- _SELECTED TEXT_
______________________________

Real Estate Portfolios Expose Local Banks
By CONNOR DOUGHERTY
A report by the Federal Deposit Insurance Corp. said that expanding commercial real estate and construction portfolios might cause problems for West Coast banks if the economy continues to falter.
The FDIC also expressed concern about the number of new banks that have been formed in the past 10 years.
“Brisk bank chartering activity in the years before a recession, which contributed to the high number of failures during the early 1990s, remains an area of concern for the region,” said a third-quarter report.
“Banks with high commercial real estate exposure, in particular construction exposure, have tended to fail more frequently,” said a spokesperson for the Federal Deposit Insurance Corp. “The case in Southern California has shown this is relevant.”
It is a point the banks dispute.

______________________________

- _RECORD EXTRACTS_

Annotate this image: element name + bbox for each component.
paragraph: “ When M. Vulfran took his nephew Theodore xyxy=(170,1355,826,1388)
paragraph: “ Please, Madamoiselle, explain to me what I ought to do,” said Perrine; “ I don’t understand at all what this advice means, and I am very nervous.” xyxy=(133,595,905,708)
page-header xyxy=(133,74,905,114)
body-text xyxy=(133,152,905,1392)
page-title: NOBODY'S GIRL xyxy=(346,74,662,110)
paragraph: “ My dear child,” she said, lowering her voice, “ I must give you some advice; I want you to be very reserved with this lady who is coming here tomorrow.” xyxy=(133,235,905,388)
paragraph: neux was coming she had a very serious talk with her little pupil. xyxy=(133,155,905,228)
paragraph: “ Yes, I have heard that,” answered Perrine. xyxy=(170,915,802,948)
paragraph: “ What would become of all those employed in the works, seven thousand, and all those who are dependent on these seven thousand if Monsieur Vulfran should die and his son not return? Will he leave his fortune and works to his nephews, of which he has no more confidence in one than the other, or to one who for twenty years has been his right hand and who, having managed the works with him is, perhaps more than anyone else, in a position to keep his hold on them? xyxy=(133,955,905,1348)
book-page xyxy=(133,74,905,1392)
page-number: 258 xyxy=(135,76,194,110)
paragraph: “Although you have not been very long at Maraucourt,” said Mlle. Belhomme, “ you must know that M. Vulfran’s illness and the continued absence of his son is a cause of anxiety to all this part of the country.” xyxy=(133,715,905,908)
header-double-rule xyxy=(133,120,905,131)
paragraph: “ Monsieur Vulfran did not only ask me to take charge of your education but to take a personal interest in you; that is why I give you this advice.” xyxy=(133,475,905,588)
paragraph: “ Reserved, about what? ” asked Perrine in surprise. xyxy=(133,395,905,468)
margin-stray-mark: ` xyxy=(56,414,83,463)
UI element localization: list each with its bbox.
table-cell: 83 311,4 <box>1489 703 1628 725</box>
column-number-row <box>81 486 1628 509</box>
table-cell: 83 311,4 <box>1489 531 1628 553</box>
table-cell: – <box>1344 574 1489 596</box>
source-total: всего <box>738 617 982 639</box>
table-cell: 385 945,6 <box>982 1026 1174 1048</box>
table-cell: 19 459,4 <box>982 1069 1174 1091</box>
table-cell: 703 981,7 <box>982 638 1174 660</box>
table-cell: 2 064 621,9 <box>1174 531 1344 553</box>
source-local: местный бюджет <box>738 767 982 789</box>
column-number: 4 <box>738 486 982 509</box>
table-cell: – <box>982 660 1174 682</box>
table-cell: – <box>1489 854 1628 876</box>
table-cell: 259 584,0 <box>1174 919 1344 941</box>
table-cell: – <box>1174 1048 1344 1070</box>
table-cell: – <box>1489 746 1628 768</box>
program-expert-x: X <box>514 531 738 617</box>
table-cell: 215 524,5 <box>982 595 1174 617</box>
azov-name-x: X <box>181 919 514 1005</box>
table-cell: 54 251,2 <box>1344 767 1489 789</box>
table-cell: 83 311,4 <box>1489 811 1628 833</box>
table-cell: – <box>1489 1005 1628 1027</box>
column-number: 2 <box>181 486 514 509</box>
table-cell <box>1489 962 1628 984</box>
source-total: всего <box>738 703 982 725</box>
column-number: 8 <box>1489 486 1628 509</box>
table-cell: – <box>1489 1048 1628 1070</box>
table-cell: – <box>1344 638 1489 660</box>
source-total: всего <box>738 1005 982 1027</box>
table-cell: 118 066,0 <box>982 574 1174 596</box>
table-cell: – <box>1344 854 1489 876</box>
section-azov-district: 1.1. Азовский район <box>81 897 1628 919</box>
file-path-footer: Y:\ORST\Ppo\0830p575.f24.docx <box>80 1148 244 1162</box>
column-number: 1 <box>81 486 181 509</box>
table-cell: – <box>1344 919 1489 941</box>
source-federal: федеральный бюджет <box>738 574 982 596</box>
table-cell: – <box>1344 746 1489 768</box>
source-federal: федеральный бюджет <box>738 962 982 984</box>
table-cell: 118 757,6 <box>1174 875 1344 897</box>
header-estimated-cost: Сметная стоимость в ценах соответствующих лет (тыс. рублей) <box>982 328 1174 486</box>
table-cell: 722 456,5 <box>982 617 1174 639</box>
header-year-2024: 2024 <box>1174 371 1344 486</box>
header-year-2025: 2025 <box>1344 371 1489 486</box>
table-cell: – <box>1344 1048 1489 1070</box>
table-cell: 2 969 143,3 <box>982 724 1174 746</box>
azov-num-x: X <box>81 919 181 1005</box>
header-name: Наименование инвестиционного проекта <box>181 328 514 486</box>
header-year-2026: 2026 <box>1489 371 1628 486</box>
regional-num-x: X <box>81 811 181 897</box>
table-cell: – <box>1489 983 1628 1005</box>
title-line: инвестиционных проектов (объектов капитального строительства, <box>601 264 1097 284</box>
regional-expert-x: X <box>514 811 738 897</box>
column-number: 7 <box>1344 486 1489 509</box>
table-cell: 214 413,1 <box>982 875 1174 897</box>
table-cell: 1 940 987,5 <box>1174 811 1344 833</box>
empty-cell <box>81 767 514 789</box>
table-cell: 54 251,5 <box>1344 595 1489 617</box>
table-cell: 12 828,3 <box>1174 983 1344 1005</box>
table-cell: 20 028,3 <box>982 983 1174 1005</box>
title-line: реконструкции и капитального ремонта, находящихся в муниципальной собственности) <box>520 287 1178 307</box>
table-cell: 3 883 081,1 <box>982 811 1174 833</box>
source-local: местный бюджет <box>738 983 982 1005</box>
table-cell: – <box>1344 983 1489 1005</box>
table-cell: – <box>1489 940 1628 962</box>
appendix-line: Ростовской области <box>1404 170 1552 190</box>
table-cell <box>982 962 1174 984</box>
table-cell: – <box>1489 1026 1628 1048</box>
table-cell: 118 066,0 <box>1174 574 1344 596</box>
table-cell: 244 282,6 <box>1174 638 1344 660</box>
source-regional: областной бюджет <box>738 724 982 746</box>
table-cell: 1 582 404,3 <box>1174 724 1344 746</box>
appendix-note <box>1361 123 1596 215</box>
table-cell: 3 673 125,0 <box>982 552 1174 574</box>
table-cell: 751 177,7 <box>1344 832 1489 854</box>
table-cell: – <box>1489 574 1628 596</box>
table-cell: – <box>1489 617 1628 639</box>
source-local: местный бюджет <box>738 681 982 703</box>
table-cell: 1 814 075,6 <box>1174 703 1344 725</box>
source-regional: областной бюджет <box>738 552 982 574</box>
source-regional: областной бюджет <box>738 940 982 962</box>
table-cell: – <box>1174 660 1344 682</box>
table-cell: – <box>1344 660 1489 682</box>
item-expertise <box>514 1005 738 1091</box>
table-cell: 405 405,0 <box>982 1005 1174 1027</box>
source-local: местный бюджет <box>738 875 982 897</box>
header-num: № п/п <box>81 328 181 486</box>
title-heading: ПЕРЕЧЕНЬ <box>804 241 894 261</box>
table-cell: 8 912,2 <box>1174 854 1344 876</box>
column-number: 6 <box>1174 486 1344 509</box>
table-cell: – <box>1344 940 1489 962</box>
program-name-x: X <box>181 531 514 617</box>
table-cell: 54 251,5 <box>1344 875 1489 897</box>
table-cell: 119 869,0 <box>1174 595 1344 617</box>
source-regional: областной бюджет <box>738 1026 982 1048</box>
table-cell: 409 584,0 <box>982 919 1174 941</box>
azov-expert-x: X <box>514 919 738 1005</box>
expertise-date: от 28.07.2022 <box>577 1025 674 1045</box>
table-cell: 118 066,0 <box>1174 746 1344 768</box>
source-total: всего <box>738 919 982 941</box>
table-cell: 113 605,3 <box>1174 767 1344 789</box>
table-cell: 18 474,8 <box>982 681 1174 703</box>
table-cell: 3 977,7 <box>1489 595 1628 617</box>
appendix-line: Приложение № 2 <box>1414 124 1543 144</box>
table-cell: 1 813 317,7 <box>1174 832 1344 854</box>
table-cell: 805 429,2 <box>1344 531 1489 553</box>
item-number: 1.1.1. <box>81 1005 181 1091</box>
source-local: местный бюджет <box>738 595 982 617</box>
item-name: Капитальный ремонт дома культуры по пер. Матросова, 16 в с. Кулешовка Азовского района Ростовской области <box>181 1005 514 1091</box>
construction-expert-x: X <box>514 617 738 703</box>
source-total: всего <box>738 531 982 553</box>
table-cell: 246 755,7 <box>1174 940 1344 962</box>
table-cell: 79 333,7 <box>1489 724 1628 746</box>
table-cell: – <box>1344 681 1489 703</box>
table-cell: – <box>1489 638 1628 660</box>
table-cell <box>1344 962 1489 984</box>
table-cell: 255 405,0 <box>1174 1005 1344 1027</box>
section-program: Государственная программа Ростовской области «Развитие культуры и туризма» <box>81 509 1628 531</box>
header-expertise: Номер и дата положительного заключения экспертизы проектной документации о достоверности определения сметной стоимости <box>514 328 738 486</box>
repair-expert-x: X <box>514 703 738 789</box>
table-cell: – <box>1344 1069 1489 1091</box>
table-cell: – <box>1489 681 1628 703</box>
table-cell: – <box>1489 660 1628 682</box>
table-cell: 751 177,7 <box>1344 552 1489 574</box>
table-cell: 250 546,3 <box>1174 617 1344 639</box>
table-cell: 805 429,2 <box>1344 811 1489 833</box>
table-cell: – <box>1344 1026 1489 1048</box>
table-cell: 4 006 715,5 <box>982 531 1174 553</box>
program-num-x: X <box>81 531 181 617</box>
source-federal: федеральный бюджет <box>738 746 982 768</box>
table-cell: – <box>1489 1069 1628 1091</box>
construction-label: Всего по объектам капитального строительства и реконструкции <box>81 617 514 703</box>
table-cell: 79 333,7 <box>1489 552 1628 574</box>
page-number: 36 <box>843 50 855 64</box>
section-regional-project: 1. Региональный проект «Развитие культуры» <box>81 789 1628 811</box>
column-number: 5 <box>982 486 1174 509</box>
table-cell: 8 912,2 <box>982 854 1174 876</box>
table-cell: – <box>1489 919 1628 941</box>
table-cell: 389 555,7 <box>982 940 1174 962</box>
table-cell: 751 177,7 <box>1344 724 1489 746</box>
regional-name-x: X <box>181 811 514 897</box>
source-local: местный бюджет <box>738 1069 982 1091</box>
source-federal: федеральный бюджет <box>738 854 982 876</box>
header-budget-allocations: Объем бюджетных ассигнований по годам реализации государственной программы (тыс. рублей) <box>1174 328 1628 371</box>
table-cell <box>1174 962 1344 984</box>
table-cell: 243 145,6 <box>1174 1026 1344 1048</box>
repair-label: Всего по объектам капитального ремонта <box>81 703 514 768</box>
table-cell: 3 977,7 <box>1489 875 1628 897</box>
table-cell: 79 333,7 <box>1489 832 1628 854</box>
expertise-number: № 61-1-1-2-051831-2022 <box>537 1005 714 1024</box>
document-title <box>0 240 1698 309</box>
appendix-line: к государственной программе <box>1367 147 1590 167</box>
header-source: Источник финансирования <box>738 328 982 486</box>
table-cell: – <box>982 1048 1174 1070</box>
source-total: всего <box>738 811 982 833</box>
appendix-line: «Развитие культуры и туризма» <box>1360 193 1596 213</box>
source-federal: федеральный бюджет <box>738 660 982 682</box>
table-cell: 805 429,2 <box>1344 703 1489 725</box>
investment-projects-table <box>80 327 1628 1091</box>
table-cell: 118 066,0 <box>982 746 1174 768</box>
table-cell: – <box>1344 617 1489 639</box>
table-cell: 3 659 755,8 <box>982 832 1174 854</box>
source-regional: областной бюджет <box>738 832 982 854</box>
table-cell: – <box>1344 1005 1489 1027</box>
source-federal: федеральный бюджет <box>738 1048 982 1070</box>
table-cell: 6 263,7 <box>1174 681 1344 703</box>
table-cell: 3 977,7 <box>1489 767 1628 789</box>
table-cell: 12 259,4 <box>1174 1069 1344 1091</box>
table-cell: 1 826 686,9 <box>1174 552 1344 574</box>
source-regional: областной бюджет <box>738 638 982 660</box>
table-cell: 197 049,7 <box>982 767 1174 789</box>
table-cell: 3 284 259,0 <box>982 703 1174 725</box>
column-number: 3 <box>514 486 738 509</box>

______________________________

- _WHAT TO DO_
Transcribe everything in the article on bank real estate exposure from "The FDIC also" down to "a third-quarter report.".

- _SOLUTION BELOW_
The FDIC also expressed concern about the number of new banks that have been formed in the past 10 years.
“Brisk bank chartering activity in the years before a recession, which contributed to the high number of failures during the early 1990s, remains an area of concern for the region,” said a third-quarter report.